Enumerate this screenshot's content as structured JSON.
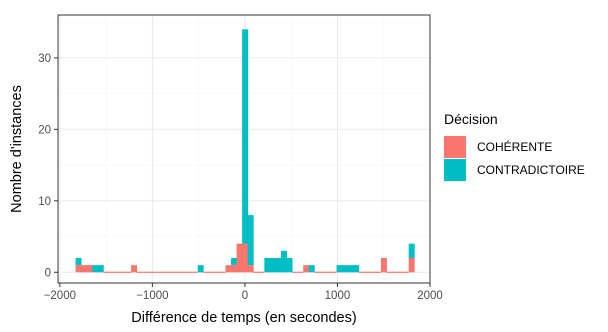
{
  "chart_data": {
    "type": "bar",
    "xlabel": "Différence de temps (en secondes)",
    "ylabel": "Nombre d'instances",
    "xlim": [
      -2020,
      2000
    ],
    "ylim": [
      -1.5,
      36
    ],
    "x_ticks": [
      -2000,
      -1000,
      0,
      1000,
      2000
    ],
    "x_tick_labels": [
      "−2000",
      "−1000",
      "0",
      "1000",
      "2000"
    ],
    "y_ticks": [
      0,
      10,
      20,
      30
    ],
    "y_tick_labels": [
      "0",
      "10",
      "20",
      "30"
    ],
    "grid": true,
    "bin_width": 60,
    "bin_centers": [
      -1800,
      -1740,
      -1680,
      -1620,
      -1560,
      -1500,
      -1440,
      -1380,
      -1320,
      -1260,
      -1200,
      -1140,
      -1080,
      -1020,
      -960,
      -900,
      -840,
      -780,
      -720,
      -660,
      -600,
      -540,
      -480,
      -420,
      -360,
      -300,
      -240,
      -180,
      -120,
      -60,
      0,
      60,
      120,
      180,
      240,
      300,
      360,
      420,
      480,
      540,
      600,
      660,
      720,
      780,
      840,
      900,
      960,
      1020,
      1080,
      1140,
      1200,
      1260,
      1320,
      1380,
      1440,
      1500,
      1560,
      1620,
      1680,
      1740,
      1800
    ],
    "series": [
      {
        "name": "COHÉRENTE",
        "values": [
          1,
          1,
          1,
          0,
          0,
          0,
          0,
          0,
          0,
          0,
          1,
          0,
          0,
          0,
          0,
          0,
          0,
          0,
          0,
          0,
          0,
          0,
          0,
          0,
          0,
          0,
          0,
          1,
          1,
          4,
          4,
          1,
          0,
          0,
          0,
          0,
          0,
          0,
          0,
          0,
          0,
          1,
          0,
          0,
          0,
          0,
          0,
          0,
          0,
          0,
          0,
          0,
          0,
          0,
          0,
          2,
          0,
          0,
          0,
          0,
          2
        ]
      },
      {
        "name": "CONTRADICTOIRE",
        "values": [
          1,
          0,
          0,
          1,
          1,
          0,
          0,
          0,
          0,
          0,
          0,
          0,
          0,
          0,
          0,
          0,
          0,
          0,
          0,
          0,
          0,
          0,
          1,
          0,
          0,
          0,
          0,
          0,
          1,
          0,
          30,
          7,
          0,
          0,
          2,
          2,
          2,
          3,
          2,
          0,
          0,
          0,
          1,
          0,
          0,
          0,
          0,
          1,
          1,
          1,
          1,
          0,
          0,
          0,
          0,
          0,
          0,
          0,
          0,
          0,
          2
        ]
      }
    ],
    "legend": {
      "title": "Décision",
      "position": "right",
      "entries": [
        "COHÉRENTE",
        "CONTRADICTOIRE"
      ]
    },
    "colors": {
      "COHÉRENTE": "#F8766D",
      "CONTRADICTOIRE": "#00BFC4",
      "grid_major": "#ebebeb",
      "grid_minor": "#f5f5f5",
      "panel_border": "#333333"
    }
  }
}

▶ _STATED TASK_:
Look through the data and gather every line with the string "COHÉRENTE" in it.

▶ _CORRECT OUTPUT_:
        "name": "COHÉRENTE",
        "COHÉRENTE",
      "COHÉRENTE": "#F8766D",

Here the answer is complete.